-- START The data --
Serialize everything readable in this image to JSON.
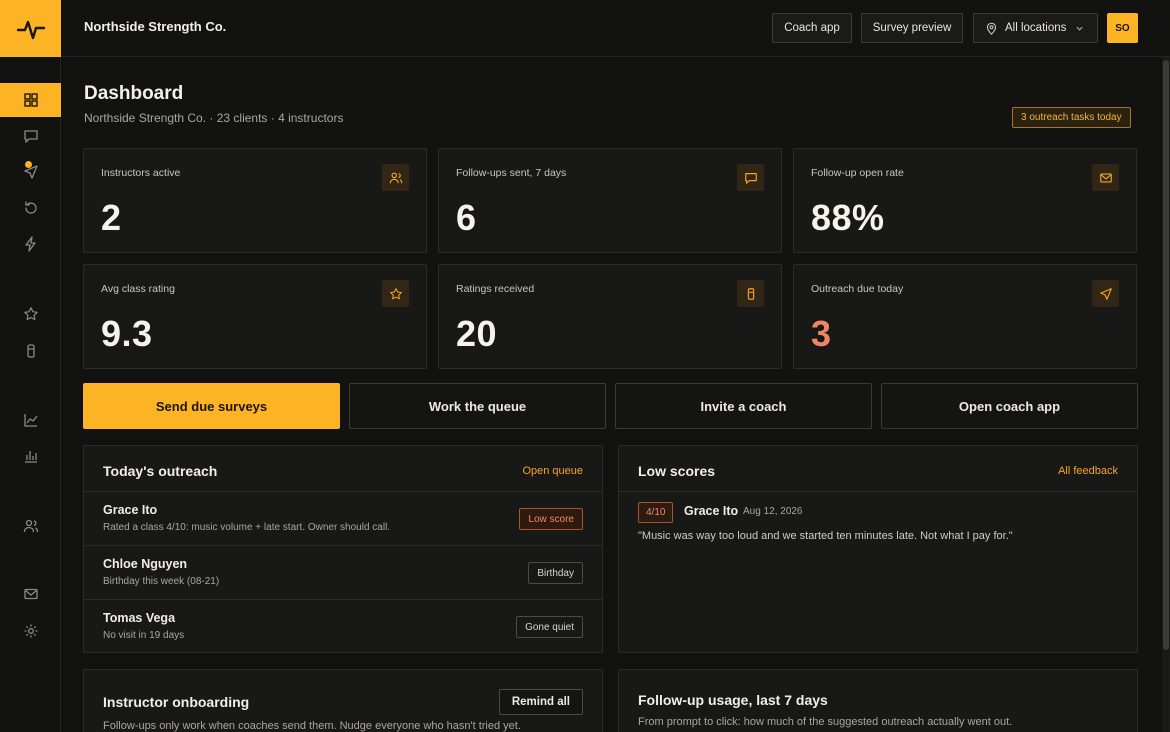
{
  "org": {
    "name": "Northside Strength Co."
  },
  "topbar": {
    "coach_app": "Coach app",
    "survey_preview": "Survey preview",
    "locations": "All locations",
    "avatar": "SO"
  },
  "page": {
    "title": "Dashboard",
    "subtitle": "Northside Strength Co. · 23 clients · 4 instructors",
    "tasks_badge": "3 outreach tasks today"
  },
  "stats": [
    {
      "label": "Instructors active",
      "value": "2",
      "icon": "users-icon"
    },
    {
      "label": "Follow-ups sent, 7 days",
      "value": "6",
      "icon": "message-icon"
    },
    {
      "label": "Follow-up open rate",
      "value": "88%",
      "icon": "mail-icon"
    },
    {
      "label": "Avg class rating",
      "value": "9.3",
      "icon": "star-icon"
    },
    {
      "label": "Ratings received",
      "value": "20",
      "icon": "cup-icon"
    },
    {
      "label": "Outreach due today",
      "value": "3",
      "icon": "send-icon"
    }
  ],
  "actions": {
    "send": "Send due surveys",
    "queue": "Work the queue",
    "invite": "Invite a coach",
    "open": "Open coach app"
  },
  "outreach": {
    "title": "Today's outreach",
    "link": "Open queue",
    "rows": [
      {
        "name": "Grace Ito",
        "note": "Rated a class 4/10: music volume + late start. Owner should call.",
        "tag": "Low score"
      },
      {
        "name": "Chloe Nguyen",
        "note": "Birthday this week (08-21)",
        "tag": "Birthday"
      },
      {
        "name": "Tomas Vega",
        "note": "No visit in 19 days",
        "tag": "Gone quiet"
      }
    ]
  },
  "low_scores": {
    "title": "Low scores",
    "link": "All feedback",
    "item": {
      "score": "4/10",
      "name": "Grace Ito",
      "date": "Aug 12, 2026",
      "quote": "\"Music was way too loud and we started ten minutes late. Not what I pay for.\""
    }
  },
  "onboarding": {
    "title": "Instructor onboarding",
    "button": "Remind all",
    "sub": "Follow-ups only work when coaches send them. Nudge everyone who hasn't tried yet."
  },
  "usage": {
    "title": "Follow-up usage, last 7 days",
    "sub": "From prompt to click: how much of the suggested outreach actually went out."
  },
  "colors": {
    "accent": "#fcb424",
    "alert": "#ef8467",
    "background": "#121311"
  }
}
-- END The data --
Gather all the lines that include the word "class" and copy them out.

      "label": "Avg class rating",
        "note": "Rated a class 4/10: music volume + late start. Owner should call.",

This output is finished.